§ Required task
Give the data a second time, exactly and in full.
# Start of Material supplied
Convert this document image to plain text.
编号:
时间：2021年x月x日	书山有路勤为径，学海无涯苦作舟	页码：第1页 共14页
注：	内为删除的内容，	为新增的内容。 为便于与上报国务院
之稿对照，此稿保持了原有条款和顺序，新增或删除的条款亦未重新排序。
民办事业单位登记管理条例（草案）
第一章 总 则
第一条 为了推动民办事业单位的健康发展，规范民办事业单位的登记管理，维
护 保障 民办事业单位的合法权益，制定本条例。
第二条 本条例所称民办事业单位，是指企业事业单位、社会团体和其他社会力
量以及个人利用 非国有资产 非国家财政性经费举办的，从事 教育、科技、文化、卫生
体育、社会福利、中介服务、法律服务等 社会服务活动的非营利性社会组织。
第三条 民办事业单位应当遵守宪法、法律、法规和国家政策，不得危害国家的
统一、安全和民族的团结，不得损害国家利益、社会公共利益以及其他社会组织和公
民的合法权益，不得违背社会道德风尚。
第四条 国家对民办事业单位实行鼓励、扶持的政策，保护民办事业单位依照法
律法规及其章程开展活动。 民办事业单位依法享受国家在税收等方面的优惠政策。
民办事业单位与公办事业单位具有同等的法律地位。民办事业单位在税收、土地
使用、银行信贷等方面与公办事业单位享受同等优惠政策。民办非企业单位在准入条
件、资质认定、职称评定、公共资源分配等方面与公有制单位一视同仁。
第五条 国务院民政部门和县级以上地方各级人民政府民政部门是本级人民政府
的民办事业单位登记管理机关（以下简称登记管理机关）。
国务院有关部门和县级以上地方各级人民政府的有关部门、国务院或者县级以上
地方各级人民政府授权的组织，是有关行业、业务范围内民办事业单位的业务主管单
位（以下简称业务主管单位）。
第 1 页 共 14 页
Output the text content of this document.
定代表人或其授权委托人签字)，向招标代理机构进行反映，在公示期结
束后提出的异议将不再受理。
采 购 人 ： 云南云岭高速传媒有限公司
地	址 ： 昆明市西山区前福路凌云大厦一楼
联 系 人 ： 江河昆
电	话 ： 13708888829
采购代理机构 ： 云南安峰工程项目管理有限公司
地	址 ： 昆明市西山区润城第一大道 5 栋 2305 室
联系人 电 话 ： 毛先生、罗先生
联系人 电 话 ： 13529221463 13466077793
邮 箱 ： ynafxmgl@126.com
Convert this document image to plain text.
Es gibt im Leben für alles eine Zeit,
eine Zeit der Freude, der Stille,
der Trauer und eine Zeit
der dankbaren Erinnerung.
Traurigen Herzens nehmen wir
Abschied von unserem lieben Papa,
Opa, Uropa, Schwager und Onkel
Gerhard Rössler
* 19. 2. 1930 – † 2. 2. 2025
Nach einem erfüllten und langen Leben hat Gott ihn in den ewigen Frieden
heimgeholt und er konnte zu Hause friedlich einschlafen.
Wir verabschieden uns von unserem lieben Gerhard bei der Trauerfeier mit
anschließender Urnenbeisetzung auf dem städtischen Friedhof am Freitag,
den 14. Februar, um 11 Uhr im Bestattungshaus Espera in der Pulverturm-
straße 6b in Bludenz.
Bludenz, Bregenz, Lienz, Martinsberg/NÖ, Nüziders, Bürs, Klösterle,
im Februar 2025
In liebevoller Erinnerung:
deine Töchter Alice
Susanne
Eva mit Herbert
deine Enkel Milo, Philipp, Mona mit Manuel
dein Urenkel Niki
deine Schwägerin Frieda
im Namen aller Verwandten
# End of Material supplied
§ Written response
Convert this document image to plain text.
编号:
时间：2021年x月x日	书山有路勤为径，学海无涯苦作舟	页码：第1页 共14页
注：	内为删除的内容，	为新增的内容。 为便于与上报国务院
之稿对照，此稿保持了原有条款和顺序，新增或删除的条款亦未重新排序。
民办事业单位登记管理条例（草案）
第一章 总 则
第一条 为了推动民办事业单位的健康发展，规范民办事业单位的登记管理，维
护 保障 民办事业单位的合法权益，制定本条例。
第二条 本条例所称民办事业单位，是指企业事业单位、社会团体和其他社会力
量以及个人利用 非国有资产 非国家财政性经费举办的，从事 教育、科技、文化、卫生
体育、社会福利、中介服务、法律服务等 社会服务活动的非营利性社会组织。
第三条 民办事业单位应当遵守宪法、法律、法规和国家政策，不得危害国家的
统一、安全和民族的团结，不得损害国家利益、社会公共利益以及其他社会组织和公
民的合法权益，不得违背社会道德风尚。
第四条 国家对民办事业单位实行鼓励、扶持的政策，保护民办事业单位依照法
律法规及其章程开展活动。 民办事业单位依法享受国家在税收等方面的优惠政策。
民办事业单位与公办事业单位具有同等的法律地位。民办事业单位在税收、土地
使用、银行信贷等方面与公办事业单位享受同等优惠政策。民办非企业单位在准入条
件、资质认定、职称评定、公共资源分配等方面与公有制单位一视同仁。
第五条 国务院民政部门和县级以上地方各级人民政府民政部门是本级人民政府
的民办事业单位登记管理机关（以下简称登记管理机关）。
国务院有关部门和县级以上地方各级人民政府的有关部门、国务院或者县级以上
地方各级人民政府授权的组织，是有关行业、业务范围内民办事业单位的业务主管单
位（以下简称业务主管单位）。
第 1 页 共 14 页
Output the text content of this document.
定代表人或其授权委托人签字)，向招标代理机构进行反映，在公示期结
束后提出的异议将不再受理。
采 购 人 ： 云南云岭高速传媒有限公司
地	址 ： 昆明市西山区前福路凌云大厦一楼
联 系 人 ： 江河昆
电	话 ： 13708888829
采购代理机构 ： 云南安峰工程项目管理有限公司
地	址 ： 昆明市西山区润城第一大道 5 栋 2305 室
联系人 电 话 ： 毛先生、罗先生
联系人 电 话 ： 13529221463 13466077793
邮 箱 ： ynafxmgl@126.com
Convert this document image to plain text.
Es gibt im Leben für alles eine Zeit,
eine Zeit der Freude, der Stille,
der Trauer und eine Zeit
der dankbaren Erinnerung.
Traurigen Herzens nehmen wir
Abschied von unserem lieben Papa,
Opa, Uropa, Schwager und Onkel
Gerhard Rössler
* 19. 2. 1930 – † 2. 2. 2025
Nach einem erfüllten und langen Leben hat Gott ihn in den ewigen Frieden
heimgeholt und er konnte zu Hause friedlich einschlafen.
Wir verabschieden uns von unserem lieben Gerhard bei der Trauerfeier mit
anschließender Urnenbeisetzung auf dem städtischen Friedhof am Freitag,
den 14. Februar, um 11 Uhr im Bestattungshaus Espera in der Pulverturm-
straße 6b in Bludenz.
Bludenz, Bregenz, Lienz, Martinsberg/NÖ, Nüziders, Bürs, Klösterle,
im Februar 2025
In liebevoller Erinnerung:
deine Töchter Alice
Susanne
Eva mit Herbert
deine Enkel Milo, Philipp, Mona mit Manuel
dein Urenkel Niki
deine Schwägerin Frieda
im Namen aller Verwandten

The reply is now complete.